From the listing below, pull out the lines that hold "queries".

==== Supplied material ====

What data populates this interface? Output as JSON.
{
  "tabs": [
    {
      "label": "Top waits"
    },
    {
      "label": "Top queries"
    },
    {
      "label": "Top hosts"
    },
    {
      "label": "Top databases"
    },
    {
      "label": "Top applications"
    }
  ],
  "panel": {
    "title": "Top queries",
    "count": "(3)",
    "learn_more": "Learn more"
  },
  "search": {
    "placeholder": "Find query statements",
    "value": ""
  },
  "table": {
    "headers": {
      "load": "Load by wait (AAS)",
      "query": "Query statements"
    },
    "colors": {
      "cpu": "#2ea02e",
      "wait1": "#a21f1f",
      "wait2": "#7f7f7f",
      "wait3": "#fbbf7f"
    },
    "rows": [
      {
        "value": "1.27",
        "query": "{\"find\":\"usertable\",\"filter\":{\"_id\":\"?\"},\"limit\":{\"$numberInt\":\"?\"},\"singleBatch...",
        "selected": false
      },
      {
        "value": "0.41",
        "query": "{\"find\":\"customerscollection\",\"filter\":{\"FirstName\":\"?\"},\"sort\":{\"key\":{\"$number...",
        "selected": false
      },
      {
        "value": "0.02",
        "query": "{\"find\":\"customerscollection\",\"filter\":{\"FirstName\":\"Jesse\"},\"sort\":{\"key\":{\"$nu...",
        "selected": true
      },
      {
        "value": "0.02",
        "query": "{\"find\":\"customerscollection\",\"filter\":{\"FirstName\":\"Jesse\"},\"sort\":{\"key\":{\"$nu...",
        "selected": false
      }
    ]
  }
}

====
==== Supplied material ====

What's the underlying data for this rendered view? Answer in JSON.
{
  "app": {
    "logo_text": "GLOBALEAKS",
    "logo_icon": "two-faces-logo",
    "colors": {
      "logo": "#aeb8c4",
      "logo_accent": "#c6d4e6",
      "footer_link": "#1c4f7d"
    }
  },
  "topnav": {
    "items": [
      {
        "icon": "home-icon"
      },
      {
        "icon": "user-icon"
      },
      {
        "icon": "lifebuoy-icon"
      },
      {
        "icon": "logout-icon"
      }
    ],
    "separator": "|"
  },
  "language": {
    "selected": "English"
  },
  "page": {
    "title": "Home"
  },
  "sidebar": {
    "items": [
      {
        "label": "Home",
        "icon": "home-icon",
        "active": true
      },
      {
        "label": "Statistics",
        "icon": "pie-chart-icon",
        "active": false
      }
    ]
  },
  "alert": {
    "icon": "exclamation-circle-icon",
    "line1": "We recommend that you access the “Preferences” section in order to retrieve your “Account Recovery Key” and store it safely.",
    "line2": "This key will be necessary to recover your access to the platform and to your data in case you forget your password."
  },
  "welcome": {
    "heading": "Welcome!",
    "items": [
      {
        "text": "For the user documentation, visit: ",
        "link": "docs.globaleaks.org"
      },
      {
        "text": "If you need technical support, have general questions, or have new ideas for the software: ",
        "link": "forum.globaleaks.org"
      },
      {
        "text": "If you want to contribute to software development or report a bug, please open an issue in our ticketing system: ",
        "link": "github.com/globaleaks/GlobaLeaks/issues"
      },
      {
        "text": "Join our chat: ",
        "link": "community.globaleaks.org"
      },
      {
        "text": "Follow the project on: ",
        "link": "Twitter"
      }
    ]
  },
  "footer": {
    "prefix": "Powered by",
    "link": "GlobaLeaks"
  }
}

====

Reply:
      "label": "Top queries"
    "title": "Top queries",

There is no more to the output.